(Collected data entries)
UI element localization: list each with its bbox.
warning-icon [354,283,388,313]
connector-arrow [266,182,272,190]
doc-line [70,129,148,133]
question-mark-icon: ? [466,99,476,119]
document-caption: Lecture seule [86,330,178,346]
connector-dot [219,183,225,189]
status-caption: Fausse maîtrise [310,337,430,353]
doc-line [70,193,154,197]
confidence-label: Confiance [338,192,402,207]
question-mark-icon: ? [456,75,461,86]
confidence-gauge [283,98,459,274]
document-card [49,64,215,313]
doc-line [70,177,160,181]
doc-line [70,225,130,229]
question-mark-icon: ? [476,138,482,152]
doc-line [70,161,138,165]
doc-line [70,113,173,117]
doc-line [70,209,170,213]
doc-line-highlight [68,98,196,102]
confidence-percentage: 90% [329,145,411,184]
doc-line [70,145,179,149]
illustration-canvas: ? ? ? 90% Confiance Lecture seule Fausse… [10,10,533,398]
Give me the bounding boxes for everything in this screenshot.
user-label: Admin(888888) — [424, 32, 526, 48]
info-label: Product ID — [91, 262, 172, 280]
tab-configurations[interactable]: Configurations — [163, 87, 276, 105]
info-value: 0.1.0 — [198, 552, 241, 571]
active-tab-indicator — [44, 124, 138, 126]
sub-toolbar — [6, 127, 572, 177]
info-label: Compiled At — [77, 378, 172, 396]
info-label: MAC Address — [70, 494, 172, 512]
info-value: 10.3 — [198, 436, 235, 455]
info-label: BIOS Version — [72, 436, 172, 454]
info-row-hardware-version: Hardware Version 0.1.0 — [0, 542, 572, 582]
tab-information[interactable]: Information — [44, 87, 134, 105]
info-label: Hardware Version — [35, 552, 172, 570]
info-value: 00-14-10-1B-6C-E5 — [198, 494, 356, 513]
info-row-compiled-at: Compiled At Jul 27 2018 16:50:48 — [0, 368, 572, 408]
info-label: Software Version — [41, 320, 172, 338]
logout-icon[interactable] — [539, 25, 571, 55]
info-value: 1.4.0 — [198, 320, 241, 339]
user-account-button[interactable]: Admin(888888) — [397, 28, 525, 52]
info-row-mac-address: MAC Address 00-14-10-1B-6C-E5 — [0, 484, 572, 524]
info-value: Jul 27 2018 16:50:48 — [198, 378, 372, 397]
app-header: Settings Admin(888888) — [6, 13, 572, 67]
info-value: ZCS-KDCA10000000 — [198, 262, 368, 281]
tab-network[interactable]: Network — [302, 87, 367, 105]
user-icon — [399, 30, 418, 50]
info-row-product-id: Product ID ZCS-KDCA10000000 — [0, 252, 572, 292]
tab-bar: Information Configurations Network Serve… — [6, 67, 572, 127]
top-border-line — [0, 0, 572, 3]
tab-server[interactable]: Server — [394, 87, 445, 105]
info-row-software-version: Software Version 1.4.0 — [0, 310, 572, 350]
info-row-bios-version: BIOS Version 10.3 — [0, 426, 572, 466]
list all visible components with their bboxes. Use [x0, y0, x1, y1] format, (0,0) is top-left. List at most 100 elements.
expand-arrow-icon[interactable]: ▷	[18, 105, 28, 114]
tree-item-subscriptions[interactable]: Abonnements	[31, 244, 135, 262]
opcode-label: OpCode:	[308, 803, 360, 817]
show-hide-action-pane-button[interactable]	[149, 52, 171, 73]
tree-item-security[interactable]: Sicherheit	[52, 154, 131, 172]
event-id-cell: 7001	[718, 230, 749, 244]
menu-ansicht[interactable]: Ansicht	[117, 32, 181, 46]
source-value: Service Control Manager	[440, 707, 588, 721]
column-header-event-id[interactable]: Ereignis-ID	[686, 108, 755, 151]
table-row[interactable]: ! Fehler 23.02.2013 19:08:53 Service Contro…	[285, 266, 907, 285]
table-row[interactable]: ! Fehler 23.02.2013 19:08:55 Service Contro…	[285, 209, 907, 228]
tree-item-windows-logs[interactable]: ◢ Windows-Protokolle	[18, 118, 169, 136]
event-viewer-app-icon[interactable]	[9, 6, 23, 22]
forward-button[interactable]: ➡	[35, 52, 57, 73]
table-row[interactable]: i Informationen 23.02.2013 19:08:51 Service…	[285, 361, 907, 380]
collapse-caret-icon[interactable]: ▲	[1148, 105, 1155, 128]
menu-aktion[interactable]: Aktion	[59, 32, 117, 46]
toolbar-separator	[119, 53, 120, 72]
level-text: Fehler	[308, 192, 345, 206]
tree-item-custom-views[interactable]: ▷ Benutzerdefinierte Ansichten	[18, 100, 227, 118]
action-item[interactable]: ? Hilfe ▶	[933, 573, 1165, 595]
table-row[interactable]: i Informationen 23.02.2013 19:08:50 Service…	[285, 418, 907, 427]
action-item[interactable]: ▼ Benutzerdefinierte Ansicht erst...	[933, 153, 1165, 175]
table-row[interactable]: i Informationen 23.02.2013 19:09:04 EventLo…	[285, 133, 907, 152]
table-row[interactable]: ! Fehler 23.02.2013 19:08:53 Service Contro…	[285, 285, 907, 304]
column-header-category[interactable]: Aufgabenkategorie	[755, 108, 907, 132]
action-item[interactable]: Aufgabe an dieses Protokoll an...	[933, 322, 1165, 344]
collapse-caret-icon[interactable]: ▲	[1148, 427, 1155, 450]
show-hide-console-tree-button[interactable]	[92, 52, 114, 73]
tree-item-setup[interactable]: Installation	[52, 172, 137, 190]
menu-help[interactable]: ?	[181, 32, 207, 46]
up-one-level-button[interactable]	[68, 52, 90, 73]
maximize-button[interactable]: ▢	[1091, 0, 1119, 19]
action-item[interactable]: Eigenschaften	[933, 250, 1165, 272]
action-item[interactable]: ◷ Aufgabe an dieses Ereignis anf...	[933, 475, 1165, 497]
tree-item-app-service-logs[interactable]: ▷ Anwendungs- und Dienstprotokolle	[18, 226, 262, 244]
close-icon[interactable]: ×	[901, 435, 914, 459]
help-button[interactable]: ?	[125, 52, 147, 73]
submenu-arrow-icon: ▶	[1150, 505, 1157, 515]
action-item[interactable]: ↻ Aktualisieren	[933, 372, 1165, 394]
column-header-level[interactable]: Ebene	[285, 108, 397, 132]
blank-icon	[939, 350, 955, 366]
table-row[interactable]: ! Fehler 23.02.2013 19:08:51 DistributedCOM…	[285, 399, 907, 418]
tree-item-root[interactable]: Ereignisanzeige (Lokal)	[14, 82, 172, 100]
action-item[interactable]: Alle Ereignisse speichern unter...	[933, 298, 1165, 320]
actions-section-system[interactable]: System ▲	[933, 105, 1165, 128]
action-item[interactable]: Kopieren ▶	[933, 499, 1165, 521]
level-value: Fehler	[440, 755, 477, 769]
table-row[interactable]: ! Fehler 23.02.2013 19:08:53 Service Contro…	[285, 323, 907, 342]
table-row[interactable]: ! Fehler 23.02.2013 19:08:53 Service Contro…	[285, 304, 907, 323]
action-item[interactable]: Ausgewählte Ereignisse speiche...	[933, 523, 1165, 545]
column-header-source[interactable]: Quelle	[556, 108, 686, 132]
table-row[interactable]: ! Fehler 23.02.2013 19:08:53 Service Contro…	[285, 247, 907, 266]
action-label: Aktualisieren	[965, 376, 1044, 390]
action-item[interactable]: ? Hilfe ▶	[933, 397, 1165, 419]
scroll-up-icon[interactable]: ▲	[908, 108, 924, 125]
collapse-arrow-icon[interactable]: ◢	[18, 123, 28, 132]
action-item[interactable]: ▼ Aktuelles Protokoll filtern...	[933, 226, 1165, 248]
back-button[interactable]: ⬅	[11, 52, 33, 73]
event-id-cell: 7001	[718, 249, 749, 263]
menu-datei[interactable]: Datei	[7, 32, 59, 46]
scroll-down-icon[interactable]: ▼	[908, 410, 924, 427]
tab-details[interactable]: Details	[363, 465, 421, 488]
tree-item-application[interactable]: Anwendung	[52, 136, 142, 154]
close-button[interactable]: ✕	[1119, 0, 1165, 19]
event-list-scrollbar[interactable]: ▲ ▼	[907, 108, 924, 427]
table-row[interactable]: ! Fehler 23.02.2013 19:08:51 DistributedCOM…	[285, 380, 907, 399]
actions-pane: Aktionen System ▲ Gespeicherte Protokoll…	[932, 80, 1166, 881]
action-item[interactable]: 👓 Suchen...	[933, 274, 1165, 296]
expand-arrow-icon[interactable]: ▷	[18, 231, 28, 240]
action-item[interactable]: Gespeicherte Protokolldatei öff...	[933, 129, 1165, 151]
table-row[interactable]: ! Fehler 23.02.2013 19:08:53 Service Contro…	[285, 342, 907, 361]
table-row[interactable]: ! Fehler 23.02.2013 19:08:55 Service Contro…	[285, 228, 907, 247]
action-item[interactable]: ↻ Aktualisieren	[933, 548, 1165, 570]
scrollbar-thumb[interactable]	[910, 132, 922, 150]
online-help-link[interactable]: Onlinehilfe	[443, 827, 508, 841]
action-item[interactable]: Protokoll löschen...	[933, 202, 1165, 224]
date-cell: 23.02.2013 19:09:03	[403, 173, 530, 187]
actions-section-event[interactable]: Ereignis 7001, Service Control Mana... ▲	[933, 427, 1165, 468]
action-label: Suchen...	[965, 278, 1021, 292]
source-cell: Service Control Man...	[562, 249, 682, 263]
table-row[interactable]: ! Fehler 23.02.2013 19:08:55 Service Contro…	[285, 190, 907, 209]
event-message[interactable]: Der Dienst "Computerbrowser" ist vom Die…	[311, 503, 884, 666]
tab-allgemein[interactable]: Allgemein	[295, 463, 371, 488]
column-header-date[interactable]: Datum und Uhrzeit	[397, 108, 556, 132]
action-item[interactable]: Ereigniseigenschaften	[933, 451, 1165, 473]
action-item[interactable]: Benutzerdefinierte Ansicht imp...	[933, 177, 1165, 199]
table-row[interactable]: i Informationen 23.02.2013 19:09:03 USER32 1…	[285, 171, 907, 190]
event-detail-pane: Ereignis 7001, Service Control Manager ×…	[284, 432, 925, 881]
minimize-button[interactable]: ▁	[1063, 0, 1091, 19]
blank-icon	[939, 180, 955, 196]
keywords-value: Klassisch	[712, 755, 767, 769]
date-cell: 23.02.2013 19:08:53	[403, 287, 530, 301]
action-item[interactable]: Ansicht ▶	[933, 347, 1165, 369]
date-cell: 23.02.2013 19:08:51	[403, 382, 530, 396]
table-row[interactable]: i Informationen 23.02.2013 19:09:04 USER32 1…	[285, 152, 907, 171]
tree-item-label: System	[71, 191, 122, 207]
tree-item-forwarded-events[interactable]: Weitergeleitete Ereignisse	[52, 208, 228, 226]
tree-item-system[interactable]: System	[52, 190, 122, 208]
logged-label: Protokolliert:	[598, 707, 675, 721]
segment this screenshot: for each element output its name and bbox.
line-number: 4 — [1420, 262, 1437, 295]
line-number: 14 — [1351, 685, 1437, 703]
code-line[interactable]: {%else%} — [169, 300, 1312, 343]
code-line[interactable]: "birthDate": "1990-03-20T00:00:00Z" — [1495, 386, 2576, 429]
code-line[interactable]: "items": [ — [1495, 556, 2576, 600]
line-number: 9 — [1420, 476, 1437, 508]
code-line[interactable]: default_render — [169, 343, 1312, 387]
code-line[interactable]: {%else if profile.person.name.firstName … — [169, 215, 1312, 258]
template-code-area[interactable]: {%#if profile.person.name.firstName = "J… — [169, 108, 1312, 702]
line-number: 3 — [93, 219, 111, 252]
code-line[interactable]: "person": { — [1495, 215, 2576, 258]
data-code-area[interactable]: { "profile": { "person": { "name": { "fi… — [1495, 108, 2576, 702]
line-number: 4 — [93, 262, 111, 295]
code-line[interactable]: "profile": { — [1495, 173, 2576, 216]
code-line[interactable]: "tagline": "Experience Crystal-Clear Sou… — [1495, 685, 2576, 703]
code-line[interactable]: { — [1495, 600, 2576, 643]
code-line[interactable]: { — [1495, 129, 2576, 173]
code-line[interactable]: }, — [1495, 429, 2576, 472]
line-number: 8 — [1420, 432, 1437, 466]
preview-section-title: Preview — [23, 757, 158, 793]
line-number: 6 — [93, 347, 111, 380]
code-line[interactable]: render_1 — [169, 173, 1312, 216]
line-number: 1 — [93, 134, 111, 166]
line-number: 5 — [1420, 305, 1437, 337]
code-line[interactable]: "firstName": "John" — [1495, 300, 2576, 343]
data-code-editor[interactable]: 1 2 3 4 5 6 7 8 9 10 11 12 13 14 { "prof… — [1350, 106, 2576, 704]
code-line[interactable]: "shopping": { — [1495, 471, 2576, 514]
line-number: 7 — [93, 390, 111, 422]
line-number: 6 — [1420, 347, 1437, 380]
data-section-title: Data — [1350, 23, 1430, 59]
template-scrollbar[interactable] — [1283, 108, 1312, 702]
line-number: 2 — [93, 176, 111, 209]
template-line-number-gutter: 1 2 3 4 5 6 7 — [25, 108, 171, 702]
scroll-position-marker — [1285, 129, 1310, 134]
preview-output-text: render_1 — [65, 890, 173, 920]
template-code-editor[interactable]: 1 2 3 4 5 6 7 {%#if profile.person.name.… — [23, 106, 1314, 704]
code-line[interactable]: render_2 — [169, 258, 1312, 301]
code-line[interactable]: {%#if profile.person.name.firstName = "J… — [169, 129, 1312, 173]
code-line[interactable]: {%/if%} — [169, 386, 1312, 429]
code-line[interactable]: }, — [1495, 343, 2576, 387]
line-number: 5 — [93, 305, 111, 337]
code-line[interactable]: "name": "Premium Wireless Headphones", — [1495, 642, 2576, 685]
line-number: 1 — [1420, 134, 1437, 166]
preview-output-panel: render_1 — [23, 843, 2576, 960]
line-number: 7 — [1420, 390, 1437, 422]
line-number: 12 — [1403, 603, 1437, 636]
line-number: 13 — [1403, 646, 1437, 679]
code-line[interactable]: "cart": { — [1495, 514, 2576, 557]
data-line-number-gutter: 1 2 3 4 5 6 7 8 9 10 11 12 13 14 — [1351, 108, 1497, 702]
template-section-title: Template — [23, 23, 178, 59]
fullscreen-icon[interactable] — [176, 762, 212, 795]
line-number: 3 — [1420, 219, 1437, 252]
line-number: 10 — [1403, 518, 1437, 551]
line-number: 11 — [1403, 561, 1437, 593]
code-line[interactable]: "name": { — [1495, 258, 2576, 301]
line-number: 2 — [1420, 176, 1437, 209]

▸ **SHORT PROBLEM**: Recast the stretch from the start of the material through the line containing "question-mark-icon: ? [456,75,461,86]" as a Markdown table with the columns Row and Entry, giving each line a row number and omitting blank lines.

▸ **TASK RESPONSE**:
| Row | Entry |
|---|---|
| 1 | UI element localization: list each with its bbox. |
| 2 | warning-icon [354,283,388,313] |
| 3 | connector-arrow [266,182,272,190] |
| 4 | doc-line [70,129,148,133] |
| 5 | question-mark-icon: ? [466,99,476,119] |
| 6 | document-caption: Lecture seule [86,330,178,346] |
| 7 | connector-dot [219,183,225,189] |
| 8 | status-caption: Fausse maîtrise [310,337,430,353] |
| 9 | doc-line [70,193,154,197] |
| 10 | confidence-label: Confiance [338,192,402,207] |
| 11 | question-mark-icon: ? [456,75,461,86] |